* start *

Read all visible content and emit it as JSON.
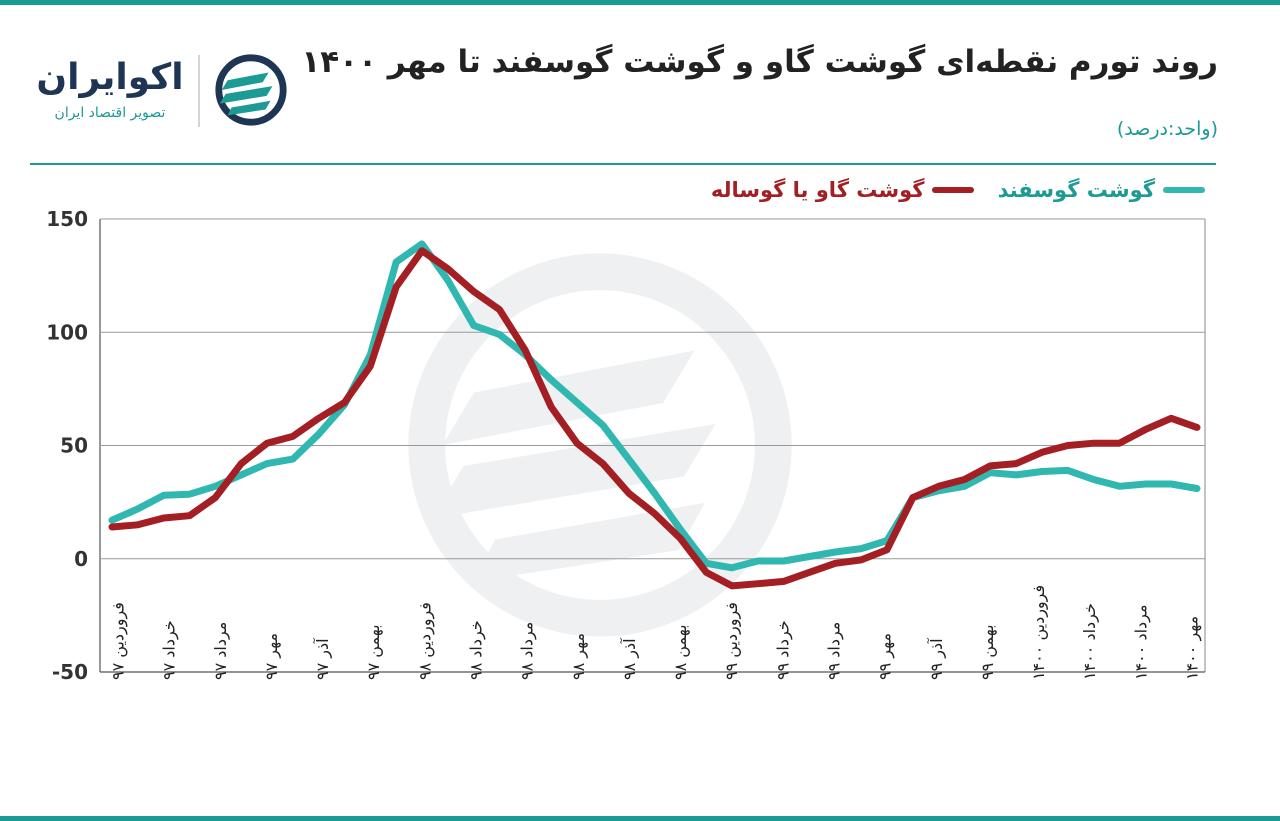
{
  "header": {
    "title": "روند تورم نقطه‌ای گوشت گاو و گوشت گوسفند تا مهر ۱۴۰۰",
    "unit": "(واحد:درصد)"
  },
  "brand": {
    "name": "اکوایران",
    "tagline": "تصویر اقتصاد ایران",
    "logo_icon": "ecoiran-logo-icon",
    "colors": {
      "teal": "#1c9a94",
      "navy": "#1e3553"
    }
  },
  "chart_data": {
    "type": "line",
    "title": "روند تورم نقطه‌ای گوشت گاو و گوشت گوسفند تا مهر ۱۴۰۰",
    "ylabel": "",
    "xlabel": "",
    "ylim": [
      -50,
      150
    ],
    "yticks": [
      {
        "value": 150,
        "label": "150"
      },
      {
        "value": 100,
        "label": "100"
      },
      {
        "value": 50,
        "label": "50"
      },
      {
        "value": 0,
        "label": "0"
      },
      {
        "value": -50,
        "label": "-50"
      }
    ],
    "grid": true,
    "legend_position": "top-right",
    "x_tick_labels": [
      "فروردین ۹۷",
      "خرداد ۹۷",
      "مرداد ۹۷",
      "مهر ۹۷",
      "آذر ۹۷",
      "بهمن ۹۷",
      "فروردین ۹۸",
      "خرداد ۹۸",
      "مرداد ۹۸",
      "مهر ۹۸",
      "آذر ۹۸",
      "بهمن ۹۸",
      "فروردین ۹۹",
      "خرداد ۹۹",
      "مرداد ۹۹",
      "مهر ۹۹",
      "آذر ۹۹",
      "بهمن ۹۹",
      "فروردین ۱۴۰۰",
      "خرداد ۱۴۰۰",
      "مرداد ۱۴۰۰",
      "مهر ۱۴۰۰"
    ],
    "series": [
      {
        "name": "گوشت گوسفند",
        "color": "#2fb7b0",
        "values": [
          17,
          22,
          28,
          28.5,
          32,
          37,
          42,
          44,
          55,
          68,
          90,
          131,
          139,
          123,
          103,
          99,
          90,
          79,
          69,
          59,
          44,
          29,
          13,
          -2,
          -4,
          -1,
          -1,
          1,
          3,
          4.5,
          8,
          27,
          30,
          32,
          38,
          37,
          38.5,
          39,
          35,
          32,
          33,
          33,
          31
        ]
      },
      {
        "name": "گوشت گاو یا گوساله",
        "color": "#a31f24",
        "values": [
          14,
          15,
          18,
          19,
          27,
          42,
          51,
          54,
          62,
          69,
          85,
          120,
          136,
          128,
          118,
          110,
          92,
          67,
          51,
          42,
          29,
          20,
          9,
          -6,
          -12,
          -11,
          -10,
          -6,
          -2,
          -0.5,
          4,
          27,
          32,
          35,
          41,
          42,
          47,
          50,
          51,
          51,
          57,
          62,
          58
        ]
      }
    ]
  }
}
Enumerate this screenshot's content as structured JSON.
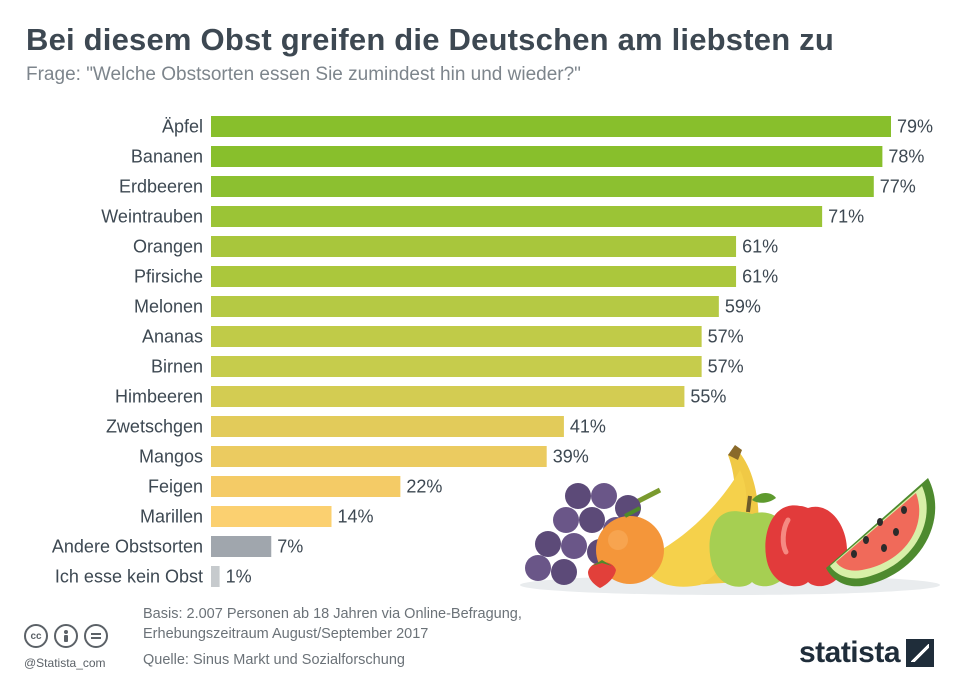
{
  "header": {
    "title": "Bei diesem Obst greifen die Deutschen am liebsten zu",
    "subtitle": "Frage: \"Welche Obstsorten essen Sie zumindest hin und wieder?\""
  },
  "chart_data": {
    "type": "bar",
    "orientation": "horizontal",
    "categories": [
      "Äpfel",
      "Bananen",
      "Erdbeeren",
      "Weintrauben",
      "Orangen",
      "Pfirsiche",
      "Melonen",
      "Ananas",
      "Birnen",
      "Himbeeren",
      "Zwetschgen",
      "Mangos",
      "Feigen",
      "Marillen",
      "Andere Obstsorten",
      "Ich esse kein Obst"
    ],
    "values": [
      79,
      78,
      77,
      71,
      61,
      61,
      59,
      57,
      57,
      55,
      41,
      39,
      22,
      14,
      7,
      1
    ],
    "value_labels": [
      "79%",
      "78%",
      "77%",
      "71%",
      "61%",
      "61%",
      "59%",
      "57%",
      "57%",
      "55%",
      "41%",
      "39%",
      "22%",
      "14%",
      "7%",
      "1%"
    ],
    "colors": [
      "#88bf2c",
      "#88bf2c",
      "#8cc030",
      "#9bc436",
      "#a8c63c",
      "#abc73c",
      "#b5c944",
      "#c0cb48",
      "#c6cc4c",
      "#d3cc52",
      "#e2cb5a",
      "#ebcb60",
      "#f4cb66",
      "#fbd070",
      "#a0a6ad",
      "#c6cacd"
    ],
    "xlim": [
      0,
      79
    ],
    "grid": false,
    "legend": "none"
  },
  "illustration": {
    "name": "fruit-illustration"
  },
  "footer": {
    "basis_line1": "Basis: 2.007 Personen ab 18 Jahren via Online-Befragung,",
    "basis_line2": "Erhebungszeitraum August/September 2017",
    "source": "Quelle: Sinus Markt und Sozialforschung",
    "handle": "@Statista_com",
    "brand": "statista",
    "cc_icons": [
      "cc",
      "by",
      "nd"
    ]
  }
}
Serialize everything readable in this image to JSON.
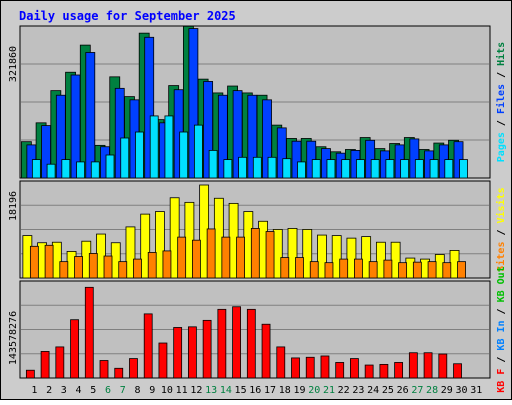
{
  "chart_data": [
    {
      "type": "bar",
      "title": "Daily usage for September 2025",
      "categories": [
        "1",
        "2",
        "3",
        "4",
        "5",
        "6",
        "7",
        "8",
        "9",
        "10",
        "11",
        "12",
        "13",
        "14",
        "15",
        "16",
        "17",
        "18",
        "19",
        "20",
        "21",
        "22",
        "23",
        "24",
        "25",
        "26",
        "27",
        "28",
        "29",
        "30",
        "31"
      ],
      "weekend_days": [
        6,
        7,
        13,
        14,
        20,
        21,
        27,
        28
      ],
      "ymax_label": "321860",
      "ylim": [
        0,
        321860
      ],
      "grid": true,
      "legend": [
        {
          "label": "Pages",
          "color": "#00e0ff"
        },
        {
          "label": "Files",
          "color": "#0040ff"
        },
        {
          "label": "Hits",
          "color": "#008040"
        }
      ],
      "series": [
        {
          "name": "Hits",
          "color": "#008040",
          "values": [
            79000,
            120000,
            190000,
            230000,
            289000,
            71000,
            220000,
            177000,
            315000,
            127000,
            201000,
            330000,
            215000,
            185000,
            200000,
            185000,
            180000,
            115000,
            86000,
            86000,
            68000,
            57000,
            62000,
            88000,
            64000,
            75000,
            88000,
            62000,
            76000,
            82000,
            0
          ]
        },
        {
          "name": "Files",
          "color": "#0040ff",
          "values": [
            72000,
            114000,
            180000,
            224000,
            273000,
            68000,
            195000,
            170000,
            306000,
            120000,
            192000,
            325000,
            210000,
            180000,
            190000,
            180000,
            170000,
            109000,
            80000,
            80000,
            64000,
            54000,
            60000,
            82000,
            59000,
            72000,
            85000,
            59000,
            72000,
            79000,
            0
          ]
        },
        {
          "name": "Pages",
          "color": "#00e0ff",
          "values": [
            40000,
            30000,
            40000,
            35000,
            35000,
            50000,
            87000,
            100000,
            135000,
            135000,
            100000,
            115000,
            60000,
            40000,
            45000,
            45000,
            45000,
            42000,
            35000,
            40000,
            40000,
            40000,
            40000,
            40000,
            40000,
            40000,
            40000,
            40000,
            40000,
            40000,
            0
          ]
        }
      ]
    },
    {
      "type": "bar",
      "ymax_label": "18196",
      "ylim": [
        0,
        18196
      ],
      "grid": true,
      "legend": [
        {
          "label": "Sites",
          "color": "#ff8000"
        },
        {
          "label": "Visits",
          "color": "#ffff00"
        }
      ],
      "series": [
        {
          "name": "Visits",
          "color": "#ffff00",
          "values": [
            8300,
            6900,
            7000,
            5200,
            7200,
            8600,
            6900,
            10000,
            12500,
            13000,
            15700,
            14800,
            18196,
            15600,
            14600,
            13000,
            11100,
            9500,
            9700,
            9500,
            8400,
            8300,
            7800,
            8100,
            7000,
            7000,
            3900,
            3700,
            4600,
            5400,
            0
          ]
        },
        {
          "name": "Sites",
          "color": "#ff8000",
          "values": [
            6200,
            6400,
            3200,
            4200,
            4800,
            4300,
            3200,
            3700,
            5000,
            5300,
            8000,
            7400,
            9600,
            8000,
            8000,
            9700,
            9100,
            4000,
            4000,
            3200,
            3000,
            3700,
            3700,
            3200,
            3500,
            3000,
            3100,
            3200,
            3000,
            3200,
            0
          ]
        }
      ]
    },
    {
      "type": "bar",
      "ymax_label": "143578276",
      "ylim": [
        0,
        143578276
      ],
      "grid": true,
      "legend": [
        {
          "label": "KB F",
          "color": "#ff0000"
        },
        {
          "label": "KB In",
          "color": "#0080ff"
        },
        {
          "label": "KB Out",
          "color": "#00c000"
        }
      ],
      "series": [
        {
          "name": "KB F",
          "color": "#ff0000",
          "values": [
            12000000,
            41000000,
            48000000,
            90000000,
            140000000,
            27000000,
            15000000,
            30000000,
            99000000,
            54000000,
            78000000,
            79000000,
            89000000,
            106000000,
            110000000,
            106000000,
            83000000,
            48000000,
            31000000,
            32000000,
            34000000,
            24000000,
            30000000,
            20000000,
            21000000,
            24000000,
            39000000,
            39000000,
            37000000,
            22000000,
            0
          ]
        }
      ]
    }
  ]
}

* end *

Job: Go through the material and copy out every line with "گوشت" in it.

Final result:
    "title": "روند تورم نقطه‌ای گوشت گاو و گوشت گوسفند تا مهر ۱۴۰۰",
    "title": "روند تورم نقطه‌ای گوشت گاو و گوشت گوسفند تا مهر ۱۴۰۰",
        "name": "گوشت گوسفند",
        "name": "گوشت گاو یا گوساله",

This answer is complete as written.